→ What is expected
Report how many lines contain "HFUS", with no other words.

→ Material to process
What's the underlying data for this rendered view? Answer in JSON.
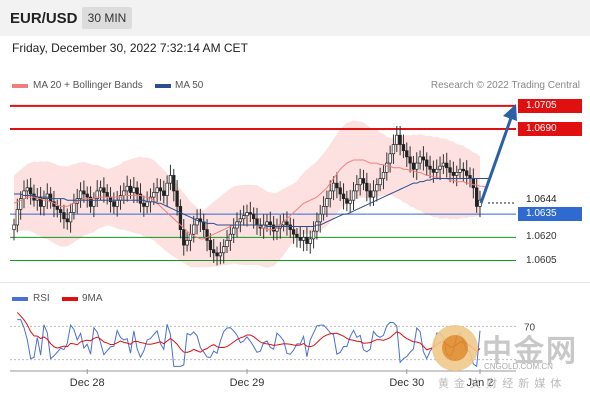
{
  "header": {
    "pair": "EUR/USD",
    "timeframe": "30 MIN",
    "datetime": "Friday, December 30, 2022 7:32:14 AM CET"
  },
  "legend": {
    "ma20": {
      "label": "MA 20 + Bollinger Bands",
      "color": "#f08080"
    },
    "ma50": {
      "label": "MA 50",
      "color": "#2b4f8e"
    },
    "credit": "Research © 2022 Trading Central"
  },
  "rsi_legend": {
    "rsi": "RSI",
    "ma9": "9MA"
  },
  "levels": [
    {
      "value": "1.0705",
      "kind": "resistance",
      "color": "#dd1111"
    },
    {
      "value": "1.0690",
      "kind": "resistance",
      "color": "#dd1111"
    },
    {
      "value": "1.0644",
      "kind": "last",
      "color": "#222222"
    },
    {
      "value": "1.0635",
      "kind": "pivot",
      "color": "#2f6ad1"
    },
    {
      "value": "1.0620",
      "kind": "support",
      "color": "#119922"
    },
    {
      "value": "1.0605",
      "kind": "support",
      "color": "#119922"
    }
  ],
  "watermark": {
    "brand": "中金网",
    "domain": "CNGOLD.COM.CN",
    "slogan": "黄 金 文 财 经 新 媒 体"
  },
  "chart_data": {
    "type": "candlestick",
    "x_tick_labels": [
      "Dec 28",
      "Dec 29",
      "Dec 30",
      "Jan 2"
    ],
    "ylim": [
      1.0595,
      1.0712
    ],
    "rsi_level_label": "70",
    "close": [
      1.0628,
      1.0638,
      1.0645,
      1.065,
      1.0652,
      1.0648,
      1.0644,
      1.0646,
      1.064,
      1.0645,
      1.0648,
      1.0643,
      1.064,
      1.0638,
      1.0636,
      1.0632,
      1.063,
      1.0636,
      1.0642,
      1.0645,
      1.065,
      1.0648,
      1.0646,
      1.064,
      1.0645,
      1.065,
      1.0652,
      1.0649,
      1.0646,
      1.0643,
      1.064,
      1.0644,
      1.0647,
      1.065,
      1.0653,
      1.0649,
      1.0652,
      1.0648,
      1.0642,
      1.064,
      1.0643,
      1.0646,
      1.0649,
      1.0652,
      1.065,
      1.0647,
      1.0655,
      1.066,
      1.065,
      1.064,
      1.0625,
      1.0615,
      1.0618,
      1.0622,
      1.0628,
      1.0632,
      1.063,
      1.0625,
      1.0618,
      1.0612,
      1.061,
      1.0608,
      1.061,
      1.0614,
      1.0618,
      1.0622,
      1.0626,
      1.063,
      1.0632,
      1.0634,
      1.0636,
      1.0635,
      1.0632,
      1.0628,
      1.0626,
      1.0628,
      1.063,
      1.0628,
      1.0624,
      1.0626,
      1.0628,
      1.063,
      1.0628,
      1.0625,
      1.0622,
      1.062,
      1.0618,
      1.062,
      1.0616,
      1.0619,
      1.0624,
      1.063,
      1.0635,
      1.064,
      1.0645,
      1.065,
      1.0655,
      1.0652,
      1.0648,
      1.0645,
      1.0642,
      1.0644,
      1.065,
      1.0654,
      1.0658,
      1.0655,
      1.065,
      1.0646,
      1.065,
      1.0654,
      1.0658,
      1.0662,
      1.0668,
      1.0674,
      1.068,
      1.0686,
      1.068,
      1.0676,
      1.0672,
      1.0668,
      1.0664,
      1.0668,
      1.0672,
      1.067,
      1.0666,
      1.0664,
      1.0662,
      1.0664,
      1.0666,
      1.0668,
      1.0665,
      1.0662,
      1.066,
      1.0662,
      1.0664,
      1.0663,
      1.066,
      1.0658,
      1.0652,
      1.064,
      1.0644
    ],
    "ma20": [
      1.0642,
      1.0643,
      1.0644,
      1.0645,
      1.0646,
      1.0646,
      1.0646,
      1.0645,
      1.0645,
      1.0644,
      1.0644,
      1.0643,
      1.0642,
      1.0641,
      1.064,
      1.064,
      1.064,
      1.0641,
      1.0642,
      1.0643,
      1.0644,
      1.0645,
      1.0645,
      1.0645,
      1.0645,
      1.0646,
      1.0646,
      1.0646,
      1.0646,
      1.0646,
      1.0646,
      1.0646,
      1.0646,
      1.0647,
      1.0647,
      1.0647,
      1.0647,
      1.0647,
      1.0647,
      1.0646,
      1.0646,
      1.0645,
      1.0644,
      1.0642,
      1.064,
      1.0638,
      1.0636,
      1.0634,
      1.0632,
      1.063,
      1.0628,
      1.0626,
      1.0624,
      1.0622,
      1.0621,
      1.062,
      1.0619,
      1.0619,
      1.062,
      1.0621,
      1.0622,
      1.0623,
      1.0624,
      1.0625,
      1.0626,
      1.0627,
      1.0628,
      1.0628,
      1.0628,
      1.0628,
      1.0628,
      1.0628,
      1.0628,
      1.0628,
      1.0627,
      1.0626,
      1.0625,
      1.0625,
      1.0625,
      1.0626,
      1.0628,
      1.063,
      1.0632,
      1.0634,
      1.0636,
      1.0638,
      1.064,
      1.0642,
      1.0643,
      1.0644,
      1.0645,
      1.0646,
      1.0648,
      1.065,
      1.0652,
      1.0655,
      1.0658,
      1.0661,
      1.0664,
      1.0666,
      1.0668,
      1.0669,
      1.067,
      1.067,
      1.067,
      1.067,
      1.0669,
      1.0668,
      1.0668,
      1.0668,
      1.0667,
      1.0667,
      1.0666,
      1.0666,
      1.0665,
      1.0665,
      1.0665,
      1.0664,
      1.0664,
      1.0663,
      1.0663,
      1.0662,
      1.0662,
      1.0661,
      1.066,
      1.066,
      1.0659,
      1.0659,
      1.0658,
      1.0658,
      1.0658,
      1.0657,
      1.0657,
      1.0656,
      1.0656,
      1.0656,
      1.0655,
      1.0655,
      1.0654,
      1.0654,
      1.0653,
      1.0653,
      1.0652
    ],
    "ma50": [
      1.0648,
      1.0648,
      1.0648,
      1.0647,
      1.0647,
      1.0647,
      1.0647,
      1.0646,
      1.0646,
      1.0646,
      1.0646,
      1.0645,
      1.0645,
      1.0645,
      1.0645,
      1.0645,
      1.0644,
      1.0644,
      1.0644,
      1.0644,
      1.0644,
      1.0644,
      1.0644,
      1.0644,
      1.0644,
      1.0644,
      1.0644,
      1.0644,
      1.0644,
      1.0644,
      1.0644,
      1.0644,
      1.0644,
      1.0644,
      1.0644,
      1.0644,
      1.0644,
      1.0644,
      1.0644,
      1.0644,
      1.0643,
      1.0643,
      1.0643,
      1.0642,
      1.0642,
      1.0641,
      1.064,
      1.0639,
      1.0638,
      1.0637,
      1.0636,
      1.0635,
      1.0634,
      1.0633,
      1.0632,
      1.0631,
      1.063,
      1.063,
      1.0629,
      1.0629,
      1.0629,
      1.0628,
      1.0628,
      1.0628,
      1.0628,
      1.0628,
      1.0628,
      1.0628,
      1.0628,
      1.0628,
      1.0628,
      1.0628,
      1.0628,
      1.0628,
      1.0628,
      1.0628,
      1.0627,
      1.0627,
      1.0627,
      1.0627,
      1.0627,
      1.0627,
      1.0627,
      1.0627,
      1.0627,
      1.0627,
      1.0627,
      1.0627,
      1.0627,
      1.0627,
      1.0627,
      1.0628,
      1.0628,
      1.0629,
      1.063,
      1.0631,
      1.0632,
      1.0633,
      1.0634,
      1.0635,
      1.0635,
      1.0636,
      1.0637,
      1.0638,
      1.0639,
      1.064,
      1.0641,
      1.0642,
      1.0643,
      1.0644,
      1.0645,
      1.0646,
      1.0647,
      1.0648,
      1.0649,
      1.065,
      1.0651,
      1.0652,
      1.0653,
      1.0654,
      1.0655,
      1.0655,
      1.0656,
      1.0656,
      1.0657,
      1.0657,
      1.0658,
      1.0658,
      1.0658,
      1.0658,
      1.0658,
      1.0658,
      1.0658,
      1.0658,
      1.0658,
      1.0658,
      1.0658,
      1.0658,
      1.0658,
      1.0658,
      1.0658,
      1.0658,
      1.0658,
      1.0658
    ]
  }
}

...

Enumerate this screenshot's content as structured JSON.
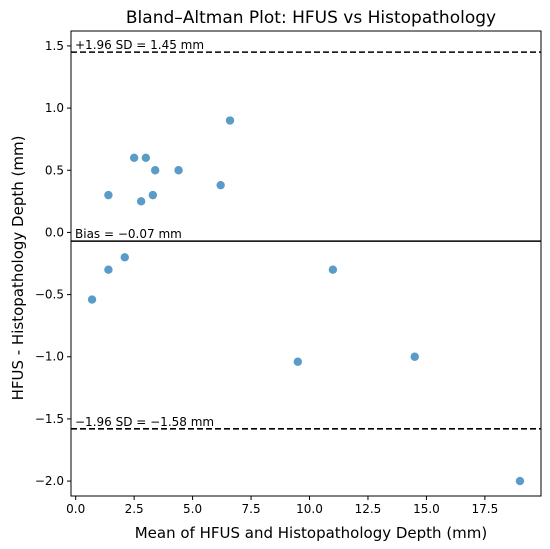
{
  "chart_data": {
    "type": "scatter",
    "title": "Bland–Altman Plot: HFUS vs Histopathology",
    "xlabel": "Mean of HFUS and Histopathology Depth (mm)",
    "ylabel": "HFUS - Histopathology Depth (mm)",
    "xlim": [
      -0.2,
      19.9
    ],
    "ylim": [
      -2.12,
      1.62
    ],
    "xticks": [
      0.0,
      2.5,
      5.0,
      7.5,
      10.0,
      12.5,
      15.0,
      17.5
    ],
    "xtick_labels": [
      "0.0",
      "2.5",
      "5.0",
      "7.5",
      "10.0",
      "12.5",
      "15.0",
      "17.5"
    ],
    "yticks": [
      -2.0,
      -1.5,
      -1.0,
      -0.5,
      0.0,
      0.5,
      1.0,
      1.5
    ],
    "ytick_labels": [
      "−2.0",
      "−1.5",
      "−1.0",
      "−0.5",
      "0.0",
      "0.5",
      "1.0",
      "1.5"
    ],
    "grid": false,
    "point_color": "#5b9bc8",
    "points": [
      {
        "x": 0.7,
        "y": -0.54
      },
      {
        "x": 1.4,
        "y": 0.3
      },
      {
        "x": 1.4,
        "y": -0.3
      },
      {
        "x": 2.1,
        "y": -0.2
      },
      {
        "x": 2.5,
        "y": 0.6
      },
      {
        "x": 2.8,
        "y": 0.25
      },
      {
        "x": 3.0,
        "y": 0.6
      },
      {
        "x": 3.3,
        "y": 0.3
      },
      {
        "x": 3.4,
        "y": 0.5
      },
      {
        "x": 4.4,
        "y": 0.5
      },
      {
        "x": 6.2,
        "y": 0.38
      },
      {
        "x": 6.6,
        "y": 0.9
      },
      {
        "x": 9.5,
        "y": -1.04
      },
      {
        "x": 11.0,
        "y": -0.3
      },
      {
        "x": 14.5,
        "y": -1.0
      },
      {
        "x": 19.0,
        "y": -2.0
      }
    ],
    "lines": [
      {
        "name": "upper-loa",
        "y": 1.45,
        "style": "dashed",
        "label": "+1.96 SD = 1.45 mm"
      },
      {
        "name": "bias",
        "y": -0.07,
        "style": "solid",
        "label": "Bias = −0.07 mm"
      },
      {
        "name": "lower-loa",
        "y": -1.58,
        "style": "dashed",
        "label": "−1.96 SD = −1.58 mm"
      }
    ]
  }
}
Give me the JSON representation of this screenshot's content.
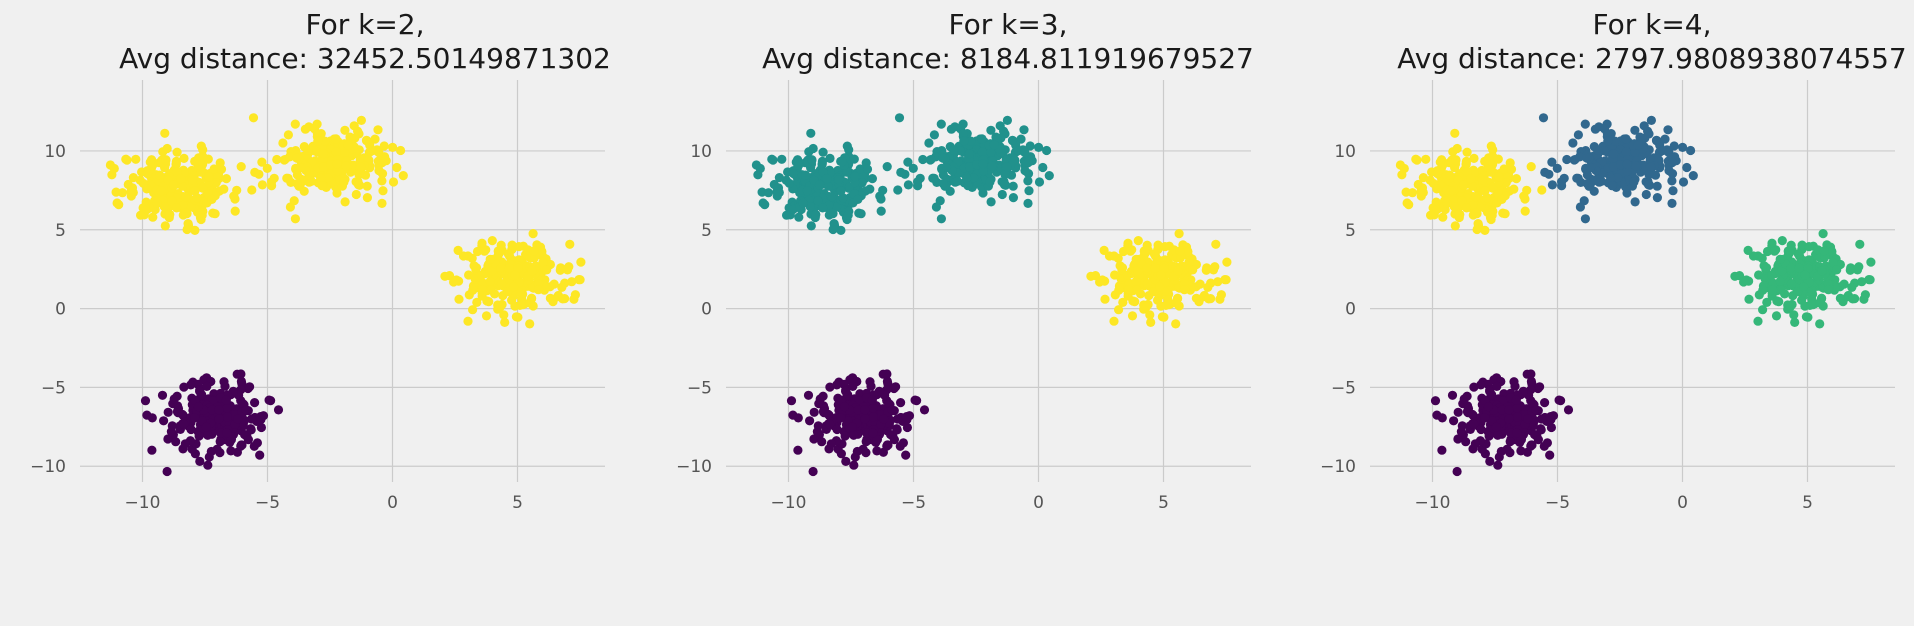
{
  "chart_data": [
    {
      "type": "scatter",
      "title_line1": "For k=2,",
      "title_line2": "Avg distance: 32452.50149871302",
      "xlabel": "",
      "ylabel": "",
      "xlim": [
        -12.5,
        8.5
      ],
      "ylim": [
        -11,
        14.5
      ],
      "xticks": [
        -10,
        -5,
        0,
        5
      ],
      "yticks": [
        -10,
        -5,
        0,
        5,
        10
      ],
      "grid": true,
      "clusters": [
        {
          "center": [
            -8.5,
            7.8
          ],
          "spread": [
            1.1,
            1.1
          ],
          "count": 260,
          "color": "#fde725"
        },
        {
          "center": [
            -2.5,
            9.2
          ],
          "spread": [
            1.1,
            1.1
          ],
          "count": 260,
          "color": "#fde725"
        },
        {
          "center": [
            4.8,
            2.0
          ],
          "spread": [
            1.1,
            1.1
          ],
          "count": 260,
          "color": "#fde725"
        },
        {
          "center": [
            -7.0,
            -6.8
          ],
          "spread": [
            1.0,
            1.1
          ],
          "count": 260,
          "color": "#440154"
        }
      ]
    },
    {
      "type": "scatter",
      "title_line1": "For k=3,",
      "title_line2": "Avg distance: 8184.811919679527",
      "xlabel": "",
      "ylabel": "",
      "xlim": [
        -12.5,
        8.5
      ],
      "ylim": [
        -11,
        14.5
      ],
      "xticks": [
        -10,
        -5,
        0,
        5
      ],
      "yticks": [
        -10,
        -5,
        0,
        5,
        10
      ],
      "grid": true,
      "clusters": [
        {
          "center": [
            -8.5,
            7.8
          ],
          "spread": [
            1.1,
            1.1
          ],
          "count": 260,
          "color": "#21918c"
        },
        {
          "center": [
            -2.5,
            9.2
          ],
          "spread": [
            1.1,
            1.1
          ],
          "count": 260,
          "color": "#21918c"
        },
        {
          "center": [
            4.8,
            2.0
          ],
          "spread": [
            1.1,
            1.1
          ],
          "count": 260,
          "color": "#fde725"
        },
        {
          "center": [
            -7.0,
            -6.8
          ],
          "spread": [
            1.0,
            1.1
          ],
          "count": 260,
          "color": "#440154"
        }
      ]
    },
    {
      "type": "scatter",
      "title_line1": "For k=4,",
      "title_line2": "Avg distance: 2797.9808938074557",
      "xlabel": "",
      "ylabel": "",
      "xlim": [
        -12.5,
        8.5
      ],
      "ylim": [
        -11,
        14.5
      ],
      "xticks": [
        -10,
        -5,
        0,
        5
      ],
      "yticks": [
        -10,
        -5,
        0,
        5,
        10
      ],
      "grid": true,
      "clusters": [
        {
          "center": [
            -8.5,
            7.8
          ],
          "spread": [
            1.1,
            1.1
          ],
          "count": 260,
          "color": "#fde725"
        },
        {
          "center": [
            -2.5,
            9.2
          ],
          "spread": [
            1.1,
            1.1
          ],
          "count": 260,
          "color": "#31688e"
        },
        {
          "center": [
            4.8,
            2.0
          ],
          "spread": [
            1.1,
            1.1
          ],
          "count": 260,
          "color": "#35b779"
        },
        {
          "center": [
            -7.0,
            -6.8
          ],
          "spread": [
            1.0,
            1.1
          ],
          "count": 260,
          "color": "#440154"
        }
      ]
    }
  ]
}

---

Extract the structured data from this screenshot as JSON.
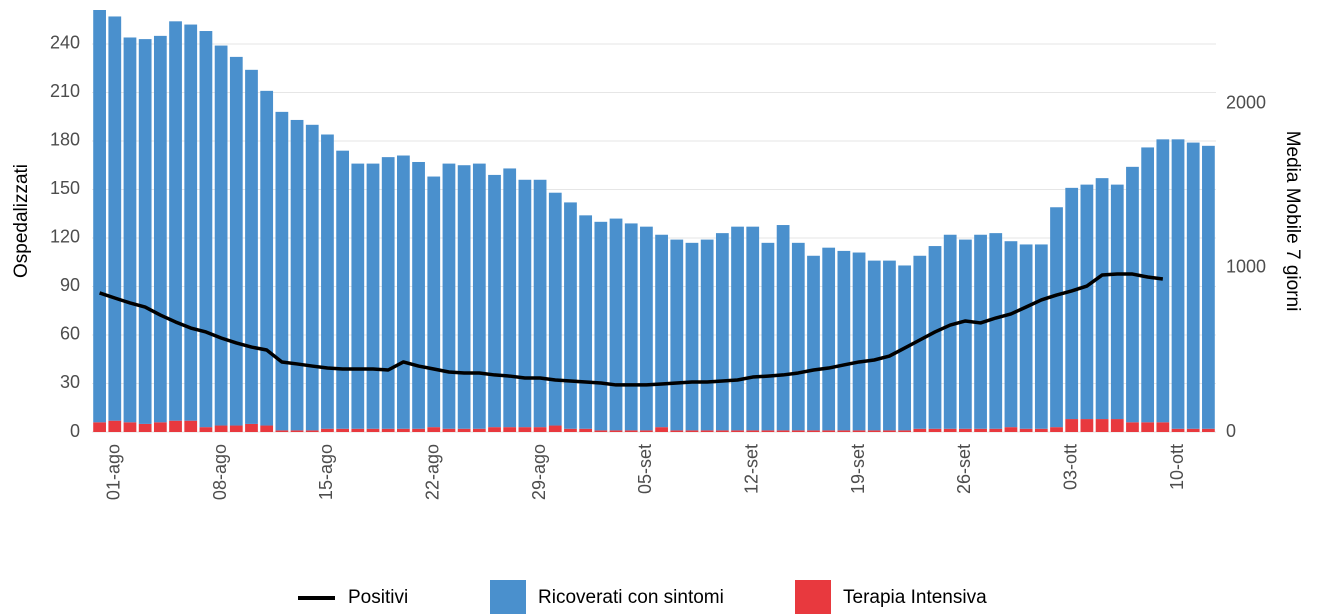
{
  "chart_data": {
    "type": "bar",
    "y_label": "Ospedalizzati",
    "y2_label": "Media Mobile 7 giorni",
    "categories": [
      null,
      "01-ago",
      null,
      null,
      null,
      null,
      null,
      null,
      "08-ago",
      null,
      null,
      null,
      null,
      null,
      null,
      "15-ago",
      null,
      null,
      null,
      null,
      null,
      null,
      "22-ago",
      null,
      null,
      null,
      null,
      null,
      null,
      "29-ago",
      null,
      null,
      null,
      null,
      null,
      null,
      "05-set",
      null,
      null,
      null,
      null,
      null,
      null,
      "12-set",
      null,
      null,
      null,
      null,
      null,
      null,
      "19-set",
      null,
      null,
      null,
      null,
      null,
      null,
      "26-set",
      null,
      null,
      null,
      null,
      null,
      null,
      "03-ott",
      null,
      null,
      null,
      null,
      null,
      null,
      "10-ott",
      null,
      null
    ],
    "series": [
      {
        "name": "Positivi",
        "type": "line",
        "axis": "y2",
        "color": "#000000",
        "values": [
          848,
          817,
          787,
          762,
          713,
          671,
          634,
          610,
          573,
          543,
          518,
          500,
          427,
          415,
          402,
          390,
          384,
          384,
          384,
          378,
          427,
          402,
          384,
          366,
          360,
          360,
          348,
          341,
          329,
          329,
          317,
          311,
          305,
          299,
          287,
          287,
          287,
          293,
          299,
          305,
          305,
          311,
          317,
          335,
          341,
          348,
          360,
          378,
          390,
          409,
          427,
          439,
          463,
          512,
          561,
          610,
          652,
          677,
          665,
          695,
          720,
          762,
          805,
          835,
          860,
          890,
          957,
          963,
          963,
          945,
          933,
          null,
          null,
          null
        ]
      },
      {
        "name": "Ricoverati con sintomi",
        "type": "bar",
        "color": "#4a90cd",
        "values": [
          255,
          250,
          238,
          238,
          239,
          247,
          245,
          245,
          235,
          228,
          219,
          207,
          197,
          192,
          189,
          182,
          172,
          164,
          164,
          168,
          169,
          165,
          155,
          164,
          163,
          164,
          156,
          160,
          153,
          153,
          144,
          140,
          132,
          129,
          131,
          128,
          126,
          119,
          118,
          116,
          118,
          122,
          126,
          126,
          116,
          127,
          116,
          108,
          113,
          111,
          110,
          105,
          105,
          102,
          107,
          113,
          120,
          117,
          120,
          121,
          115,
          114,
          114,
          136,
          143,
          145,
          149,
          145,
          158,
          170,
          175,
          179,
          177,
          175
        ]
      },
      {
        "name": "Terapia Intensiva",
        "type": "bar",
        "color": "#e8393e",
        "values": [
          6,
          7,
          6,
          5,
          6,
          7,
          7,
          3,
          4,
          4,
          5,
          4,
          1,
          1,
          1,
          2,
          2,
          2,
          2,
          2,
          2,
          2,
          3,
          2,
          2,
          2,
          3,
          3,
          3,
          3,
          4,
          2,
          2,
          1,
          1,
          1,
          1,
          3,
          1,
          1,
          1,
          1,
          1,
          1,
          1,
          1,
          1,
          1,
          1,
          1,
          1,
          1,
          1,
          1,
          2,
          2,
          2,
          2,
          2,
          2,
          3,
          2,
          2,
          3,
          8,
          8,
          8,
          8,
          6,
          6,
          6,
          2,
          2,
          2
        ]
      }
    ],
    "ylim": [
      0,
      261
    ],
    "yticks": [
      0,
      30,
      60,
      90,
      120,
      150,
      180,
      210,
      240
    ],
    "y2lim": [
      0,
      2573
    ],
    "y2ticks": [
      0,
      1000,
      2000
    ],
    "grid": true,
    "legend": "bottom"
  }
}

→ Worked solution
3